I cooked with wine for the first time ever in my life a few days ago.  And I didn’t even buy the wine – it was given to me because it was given to one of my friends and she didn’t want it.  So yay! for free wine!! 🙂  I decided to make this recipe because I saw the ‘mac and cheese’ part of the title and immediately wanted to try it.  Unfortunately, the sauce doesn’t actually have any cheese in it, so unless you sprinkle Parmesan cheese on top of the pasta when it’s all done (which I recommend) it’s not so much mac and cheese.  It’s still good.  It’s a little involved, with all the chopping and julienning, but it’s worth it.  Oh, and it calls for a pound of pasta, but I’m pretty sure I only used half a pound, or whatever half a box of mini fusilli pasta is, and it was plenty!!  I think if I had made the entire box, there wouldn’t have been enough sauce to go around.

  • 2 whole Shallots, Finely Chopped
  • 5 cloves Garlic, Finely Chopped
  • 1 whole Zucchini, Julienned
  • 1 whole Medium Carrot, Julienned
  • 2 whole Chicken Breasts, Trimmed
  • 2 Tablespoons Olive Oil
  • ¾ cups Dry White Wine
  • ¾ cups Chicken Stock
  • 1-¼ cup Cream
  • ⅓ cups Pasta Water Reserved
  • 1 pound Pasta (fusilli Is Great, But Spaghetti Or Angel Hair Are A Fun Twist Too)

_Data segment_
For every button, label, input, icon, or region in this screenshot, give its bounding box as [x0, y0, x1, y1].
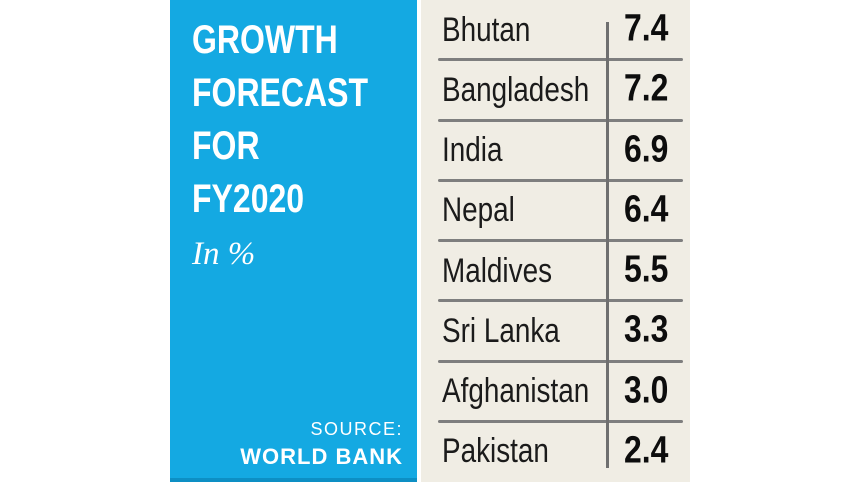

_Your instructions_
In the recipe text, find every ingredient measured in cups and give each with its amount. The listing has no connection to the recipe text.

_Reply to the exercise_
- Dry white wine: ¾ cups
- Chicken stock: ¾ cups
- Cream: 1-¼ cup
- Pasta water (reserved): ⅓ cups